#### DATA SECTION
━━━━━━━━━━━━━━━━

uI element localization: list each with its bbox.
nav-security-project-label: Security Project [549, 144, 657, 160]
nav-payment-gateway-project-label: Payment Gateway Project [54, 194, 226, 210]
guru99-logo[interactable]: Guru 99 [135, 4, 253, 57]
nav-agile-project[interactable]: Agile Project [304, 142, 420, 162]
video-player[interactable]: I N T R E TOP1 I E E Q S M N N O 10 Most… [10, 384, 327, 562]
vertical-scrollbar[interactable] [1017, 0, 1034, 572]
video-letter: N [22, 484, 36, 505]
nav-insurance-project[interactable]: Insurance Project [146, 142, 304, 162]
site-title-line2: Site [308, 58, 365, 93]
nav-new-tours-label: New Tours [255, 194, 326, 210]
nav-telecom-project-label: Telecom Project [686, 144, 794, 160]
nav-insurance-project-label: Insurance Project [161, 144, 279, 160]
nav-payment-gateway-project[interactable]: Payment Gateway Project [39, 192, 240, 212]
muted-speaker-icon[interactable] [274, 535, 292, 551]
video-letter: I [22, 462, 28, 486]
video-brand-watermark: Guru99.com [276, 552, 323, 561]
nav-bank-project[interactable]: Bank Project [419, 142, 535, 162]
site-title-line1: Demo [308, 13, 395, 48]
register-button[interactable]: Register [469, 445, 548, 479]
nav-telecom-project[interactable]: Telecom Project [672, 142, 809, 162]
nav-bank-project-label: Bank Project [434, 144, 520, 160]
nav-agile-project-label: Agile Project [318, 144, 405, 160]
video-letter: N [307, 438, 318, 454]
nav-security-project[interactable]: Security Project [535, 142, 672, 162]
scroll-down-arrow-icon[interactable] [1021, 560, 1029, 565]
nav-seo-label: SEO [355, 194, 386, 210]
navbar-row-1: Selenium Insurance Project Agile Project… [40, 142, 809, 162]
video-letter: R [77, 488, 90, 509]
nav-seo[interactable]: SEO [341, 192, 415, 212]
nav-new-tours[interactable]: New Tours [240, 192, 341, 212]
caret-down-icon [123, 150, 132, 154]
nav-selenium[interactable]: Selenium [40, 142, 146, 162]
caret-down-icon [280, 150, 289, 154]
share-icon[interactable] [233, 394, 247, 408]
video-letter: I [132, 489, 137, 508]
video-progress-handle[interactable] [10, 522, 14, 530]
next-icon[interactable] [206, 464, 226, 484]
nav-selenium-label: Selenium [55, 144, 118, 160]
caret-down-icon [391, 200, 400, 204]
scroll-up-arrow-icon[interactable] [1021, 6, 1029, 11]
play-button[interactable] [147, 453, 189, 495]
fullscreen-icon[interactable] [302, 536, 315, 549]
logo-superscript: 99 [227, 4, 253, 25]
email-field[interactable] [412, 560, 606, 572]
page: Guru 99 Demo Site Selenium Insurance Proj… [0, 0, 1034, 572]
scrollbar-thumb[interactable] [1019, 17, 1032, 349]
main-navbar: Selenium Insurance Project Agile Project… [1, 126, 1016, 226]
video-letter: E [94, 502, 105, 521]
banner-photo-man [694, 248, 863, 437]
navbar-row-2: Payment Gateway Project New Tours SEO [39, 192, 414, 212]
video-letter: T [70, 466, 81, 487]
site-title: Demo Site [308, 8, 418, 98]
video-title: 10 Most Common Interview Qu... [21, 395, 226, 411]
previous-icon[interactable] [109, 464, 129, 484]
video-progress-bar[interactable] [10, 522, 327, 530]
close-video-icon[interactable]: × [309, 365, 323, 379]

━━━━━━━━━━━━━━━━

#### WORK REQUIRED
Put each line of the records above into a Markdown table with the columns Row and Record Line. Number the rows in order and skip any blank lines.

#### RESULT
| Row | Record Line |
|---|---|
| 1 | uI element localization: list each with its bbox. |
| 2 | nav-security-project-label: Security Project [549, 144, 657, 160] |
| 3 | nav-payment-gateway-project-label: Payment Gateway Project [54, 194, 226, 210] |
| 4 | guru99-logo[interactable]: Guru 99 [135, 4, 253, 57] |
| 5 | nav-agile-project[interactable]: Agile Project [304, 142, 420, 162] |
| 6 | video-player[interactable]: I N T R E TOP1 I E E Q S M N N O 10 Most… [10, 384, 327, 562] |
| 7 | vertical-scrollbar[interactable] [1017, 0, 1034, 572] |
| 8 | video-letter: N [22, 484, 36, 505] |
| 9 | nav-insurance-project[interactable]: Insurance Project [146, 142, 304, 162] |
| 10 | site-title-line2: Site [308, 58, 365, 93] |
| 11 | nav-new-tours-label: New Tours [255, 194, 326, 210] |
| 12 | nav-telecom-project-label: Telecom Project [686, 144, 794, 160] |
| 13 | nav-insurance-project-label: Insurance Project [161, 144, 279, 160] |
| 14 | nav-payment-gateway-project[interactable]: Payment Gateway Project [39, 192, 240, 212] |
| 15 | muted-speaker-icon[interactable] [274, 535, 292, 551] |
| 16 | video-letter: I [22, 462, 28, 486] |
| 17 | video-brand-watermark: Guru99.com [276, 552, 323, 561] |
| 18 | nav-bank-project[interactable]: Bank Project [419, 142, 535, 162] |
| 19 | site-title-line1: Demo [308, 13, 395, 48] |
| 20 | register-button[interactable]: Register [469, 445, 548, 479] |
| 21 | nav-telecom-project[interactable]: Telecom Project [672, 142, 809, 162] |
| 22 | nav-bank-project-label: Bank Project [434, 144, 520, 160] |
| 23 | nav-agile-project-label: Agile Project [318, 144, 405, 160] |
| 24 | video-letter: N [307, 438, 318, 454] |
| 25 | nav-security-project[interactable]: Security Project [535, 142, 672, 162] |
| 26 | scroll-down-arrow-icon[interactable] [1021, 560, 1029, 565] |
| 27 | nav-seo-label: SEO [355, 194, 386, 210] |
| 28 | navbar-row-1: Selenium Insurance Project Agile Project… [40, 142, 809, 162] |
| 29 | video-letter: R [77, 488, 90, 509] |
| 30 | nav-seo[interactable]: SEO [341, 192, 415, 212] |
| 31 | nav-new-tours[interactable]: New Tours [240, 192, 341, 212] |
| 32 | caret-down-icon [123, 150, 132, 154] |
| 33 | nav-selenium[interactable]: Selenium [40, 142, 146, 162] |
| 34 | caret-down-icon [280, 150, 289, 154] |
| 35 | share-icon[interactable] [233, 394, 247, 408] |
| 36 | video-letter: I [132, 489, 137, 508] |
| 37 | video-progress-handle[interactable] [10, 522, 14, 530] |
| 38 | next-icon[interactable] [206, 464, 226, 484] |
| 39 | nav-selenium-label: Selenium [55, 144, 118, 160] |
| 40 | caret-down-icon [391, 200, 400, 204] |
| 41 | scroll-up-arrow-icon[interactable] [1021, 6, 1029, 11] |
| 42 | play-button[interactable] [147, 453, 189, 495] |
| 43 | fullscreen-icon[interactable] [302, 536, 315, 549] |
| 44 | logo-superscript: 99 [227, 4, 253, 25] |
| 45 | email-field[interactable] [412, 560, 606, 572] |
| 46 | page: Guru 99 Demo Site Selenium Insurance Proj… [0, 0, 1034, 572] |
| 47 | scrollbar-thumb[interactable] [1019, 17, 1032, 349] |
| 48 | main-navbar: Selenium Insurance Project Agile Project… [1, 126, 1016, 226] |
| 49 | video-letter: E [94, 502, 105, 521] |
| 50 | banner-photo-man [694, 248, 863, 437] |
| 51 | navbar-row-2: Payment Gateway Project New Tours SEO [39, 192, 414, 212] |
| 52 | video-letter: T [70, 466, 81, 487] |
| 53 | site-title: Demo Site [308, 8, 418, 98] |
| 54 | video-title: 10 Most Common Interview Qu... [21, 395, 226, 411] |
| 55 | previous-icon[interactable] [109, 464, 129, 484] |
| 56 | video-progress-bar[interactable] [10, 522, 327, 530] |
| 57 | close-video-icon[interactable]: × [309, 365, 323, 379] |